▶ [Work to be completed]: Where a line in the listing below contains the word "david", copy that line.

----- Records -----

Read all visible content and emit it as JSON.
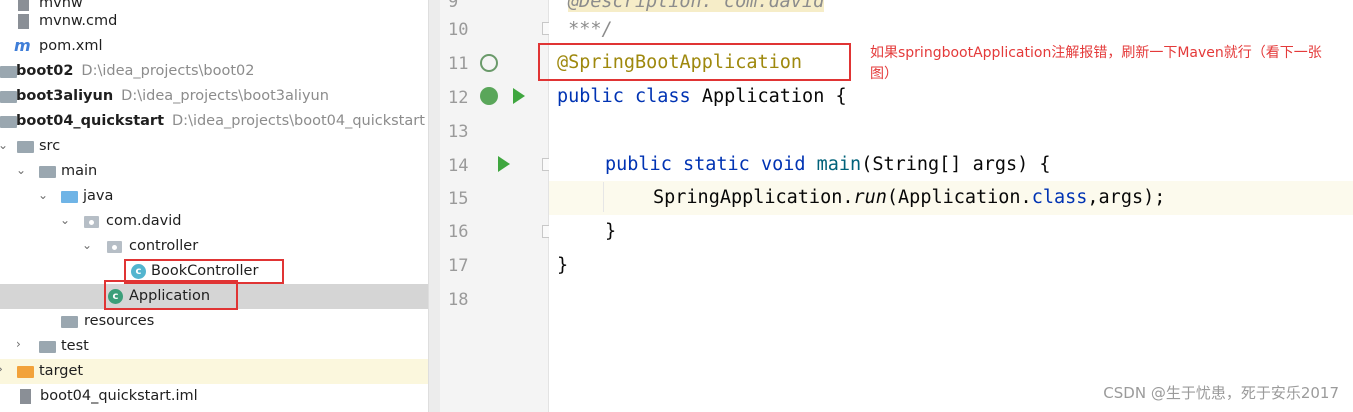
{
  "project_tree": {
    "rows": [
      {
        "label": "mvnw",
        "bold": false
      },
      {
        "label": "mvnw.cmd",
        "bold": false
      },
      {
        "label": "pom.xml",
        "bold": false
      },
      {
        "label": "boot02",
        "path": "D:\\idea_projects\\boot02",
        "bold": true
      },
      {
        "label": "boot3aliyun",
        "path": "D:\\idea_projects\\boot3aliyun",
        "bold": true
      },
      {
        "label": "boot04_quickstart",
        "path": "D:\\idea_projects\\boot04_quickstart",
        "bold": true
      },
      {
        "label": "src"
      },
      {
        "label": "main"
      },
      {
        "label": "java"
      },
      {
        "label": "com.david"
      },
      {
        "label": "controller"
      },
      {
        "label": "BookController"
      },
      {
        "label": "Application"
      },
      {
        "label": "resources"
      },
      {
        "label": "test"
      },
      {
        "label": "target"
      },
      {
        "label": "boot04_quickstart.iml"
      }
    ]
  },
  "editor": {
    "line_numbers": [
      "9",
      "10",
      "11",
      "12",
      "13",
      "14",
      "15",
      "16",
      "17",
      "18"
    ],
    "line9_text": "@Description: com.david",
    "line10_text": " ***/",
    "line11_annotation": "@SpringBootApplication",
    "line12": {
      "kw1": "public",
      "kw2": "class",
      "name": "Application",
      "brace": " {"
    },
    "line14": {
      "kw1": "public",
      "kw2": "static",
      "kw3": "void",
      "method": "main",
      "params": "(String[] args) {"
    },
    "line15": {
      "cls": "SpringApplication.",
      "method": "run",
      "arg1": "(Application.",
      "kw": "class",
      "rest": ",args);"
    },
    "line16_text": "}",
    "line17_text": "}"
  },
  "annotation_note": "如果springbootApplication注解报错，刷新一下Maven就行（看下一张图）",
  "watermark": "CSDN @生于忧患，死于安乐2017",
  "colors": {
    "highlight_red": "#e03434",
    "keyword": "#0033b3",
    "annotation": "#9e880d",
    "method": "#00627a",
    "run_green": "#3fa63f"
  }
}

-----

▶ [Problem solution]:
        "label": "com.david"
    "line9_text": "@Description: com.david",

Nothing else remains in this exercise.